(Data records)
◆ ◆ ◆ ◆ ◆ ◆ ◆
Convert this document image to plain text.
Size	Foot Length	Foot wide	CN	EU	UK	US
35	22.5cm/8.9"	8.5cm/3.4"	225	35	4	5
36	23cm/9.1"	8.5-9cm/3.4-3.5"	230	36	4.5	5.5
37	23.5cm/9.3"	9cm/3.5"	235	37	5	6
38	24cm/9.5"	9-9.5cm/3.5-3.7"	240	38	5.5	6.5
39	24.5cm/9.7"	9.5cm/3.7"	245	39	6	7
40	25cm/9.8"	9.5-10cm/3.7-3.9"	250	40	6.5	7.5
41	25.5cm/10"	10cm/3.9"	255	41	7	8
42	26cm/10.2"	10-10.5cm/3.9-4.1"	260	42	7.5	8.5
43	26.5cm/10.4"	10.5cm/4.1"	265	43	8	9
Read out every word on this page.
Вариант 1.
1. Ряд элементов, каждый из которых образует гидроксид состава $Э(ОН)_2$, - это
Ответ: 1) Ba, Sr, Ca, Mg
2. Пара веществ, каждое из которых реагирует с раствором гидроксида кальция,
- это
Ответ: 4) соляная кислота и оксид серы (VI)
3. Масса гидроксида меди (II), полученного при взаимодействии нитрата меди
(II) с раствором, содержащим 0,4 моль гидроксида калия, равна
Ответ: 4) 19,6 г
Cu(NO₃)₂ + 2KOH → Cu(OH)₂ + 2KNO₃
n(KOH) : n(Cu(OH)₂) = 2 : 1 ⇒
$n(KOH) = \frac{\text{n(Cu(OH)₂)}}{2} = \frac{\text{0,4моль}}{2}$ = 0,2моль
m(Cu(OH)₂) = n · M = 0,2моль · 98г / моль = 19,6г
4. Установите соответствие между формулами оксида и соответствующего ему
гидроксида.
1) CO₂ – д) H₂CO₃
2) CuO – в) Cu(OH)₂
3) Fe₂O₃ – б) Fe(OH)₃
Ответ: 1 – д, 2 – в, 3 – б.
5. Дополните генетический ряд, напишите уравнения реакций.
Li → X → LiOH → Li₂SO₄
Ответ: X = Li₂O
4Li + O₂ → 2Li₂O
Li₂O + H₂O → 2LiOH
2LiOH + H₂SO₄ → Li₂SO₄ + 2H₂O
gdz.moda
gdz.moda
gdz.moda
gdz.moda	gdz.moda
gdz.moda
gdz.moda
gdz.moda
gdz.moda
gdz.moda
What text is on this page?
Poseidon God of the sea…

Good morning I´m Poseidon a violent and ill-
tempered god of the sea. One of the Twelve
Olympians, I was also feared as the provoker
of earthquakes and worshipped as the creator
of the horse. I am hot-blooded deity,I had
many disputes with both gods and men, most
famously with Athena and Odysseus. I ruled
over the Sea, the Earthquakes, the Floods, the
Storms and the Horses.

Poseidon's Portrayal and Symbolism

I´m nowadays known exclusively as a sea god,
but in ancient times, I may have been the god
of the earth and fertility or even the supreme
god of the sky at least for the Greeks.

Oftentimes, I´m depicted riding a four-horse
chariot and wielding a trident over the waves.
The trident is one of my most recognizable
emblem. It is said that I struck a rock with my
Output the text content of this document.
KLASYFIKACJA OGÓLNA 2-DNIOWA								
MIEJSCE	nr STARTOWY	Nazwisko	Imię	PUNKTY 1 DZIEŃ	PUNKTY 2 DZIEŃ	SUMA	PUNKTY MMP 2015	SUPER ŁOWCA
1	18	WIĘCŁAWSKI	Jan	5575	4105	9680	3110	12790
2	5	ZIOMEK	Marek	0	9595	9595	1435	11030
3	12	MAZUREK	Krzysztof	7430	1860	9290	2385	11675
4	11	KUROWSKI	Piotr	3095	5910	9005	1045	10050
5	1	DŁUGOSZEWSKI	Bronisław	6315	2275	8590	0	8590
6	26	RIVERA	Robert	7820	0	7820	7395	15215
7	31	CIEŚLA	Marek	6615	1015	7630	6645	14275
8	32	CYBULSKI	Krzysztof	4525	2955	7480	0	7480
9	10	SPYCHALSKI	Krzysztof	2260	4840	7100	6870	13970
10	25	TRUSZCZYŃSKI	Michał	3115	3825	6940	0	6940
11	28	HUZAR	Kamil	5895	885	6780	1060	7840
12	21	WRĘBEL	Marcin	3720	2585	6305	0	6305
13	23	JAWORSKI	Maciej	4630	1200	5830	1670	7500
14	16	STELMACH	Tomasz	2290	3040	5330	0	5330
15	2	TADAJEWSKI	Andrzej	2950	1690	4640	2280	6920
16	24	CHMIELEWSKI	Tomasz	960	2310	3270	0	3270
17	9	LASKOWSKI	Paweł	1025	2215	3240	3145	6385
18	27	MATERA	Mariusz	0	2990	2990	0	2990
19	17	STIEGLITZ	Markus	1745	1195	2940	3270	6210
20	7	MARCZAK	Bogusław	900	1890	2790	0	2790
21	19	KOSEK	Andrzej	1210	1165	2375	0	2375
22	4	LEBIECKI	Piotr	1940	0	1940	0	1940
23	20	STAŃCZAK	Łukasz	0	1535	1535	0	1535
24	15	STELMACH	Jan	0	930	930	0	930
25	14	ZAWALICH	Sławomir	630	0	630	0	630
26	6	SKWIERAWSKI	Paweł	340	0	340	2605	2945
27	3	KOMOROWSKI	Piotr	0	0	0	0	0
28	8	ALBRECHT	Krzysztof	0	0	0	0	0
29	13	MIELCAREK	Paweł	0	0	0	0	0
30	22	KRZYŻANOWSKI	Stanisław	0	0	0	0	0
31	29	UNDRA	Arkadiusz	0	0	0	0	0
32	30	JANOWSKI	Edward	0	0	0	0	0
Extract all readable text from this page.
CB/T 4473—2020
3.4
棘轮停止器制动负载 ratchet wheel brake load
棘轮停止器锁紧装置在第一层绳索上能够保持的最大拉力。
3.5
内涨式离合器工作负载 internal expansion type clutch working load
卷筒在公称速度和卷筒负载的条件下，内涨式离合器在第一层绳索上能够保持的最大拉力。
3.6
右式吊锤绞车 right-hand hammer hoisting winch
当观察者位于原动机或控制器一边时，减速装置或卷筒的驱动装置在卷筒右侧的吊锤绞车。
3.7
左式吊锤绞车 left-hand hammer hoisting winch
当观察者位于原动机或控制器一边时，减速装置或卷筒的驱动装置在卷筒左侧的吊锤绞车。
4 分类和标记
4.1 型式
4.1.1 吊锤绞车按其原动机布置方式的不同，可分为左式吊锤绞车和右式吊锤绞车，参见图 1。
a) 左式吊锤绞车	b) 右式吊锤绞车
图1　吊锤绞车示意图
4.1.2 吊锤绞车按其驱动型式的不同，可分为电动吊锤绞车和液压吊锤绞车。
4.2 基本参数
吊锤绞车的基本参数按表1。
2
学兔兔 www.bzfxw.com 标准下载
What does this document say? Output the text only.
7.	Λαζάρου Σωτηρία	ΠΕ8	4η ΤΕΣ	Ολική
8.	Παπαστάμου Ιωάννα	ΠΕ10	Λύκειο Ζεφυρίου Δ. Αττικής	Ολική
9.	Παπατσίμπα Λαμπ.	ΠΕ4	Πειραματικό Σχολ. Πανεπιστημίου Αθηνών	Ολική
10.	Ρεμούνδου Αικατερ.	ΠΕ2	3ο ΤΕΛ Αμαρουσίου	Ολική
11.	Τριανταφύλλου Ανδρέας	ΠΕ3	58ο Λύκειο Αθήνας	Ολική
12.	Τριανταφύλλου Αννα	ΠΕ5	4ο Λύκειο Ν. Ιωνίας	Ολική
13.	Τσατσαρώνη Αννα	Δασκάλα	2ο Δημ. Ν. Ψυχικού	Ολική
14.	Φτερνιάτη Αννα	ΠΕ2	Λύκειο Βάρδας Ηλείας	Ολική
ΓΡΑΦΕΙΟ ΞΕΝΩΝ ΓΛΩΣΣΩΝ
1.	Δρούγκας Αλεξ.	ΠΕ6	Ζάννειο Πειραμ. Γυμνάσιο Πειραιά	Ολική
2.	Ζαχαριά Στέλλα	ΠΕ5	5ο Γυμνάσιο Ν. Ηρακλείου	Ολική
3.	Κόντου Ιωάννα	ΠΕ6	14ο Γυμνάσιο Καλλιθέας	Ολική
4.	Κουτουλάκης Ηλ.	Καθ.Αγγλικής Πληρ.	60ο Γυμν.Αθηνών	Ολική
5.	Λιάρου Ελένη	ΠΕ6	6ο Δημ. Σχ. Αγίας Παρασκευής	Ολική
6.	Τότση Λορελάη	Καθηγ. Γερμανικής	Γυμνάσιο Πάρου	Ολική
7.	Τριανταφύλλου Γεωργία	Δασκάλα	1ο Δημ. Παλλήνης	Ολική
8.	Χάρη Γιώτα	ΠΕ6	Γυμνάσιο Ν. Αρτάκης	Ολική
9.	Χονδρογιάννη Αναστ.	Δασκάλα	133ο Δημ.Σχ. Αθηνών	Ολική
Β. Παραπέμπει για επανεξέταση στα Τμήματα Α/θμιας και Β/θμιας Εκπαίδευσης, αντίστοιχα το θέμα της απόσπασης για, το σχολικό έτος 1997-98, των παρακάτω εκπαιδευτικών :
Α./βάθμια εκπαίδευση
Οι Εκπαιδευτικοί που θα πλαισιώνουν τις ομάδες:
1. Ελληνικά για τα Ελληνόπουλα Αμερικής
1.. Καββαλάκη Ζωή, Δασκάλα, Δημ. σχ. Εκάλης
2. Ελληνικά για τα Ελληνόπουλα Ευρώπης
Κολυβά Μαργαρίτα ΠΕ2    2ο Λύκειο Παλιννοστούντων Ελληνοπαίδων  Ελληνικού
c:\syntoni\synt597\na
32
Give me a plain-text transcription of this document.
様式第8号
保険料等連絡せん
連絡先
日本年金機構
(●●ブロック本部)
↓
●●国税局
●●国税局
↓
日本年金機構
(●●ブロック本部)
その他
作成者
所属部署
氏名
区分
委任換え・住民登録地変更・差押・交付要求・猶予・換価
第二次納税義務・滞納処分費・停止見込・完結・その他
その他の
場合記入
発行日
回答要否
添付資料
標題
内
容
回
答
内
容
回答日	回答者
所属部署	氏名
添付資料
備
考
◆ ◆ ◆ ◆ ◆ ◆ ◆
* _Exercise directions_
Check each line above for the string "Li₂SO₄", then copy the ones that have it.

* _Output_
Li → X → LiOH → Li₂SO₄
2LiOH + H₂SO₄ → Li₂SO₄ + 2H₂O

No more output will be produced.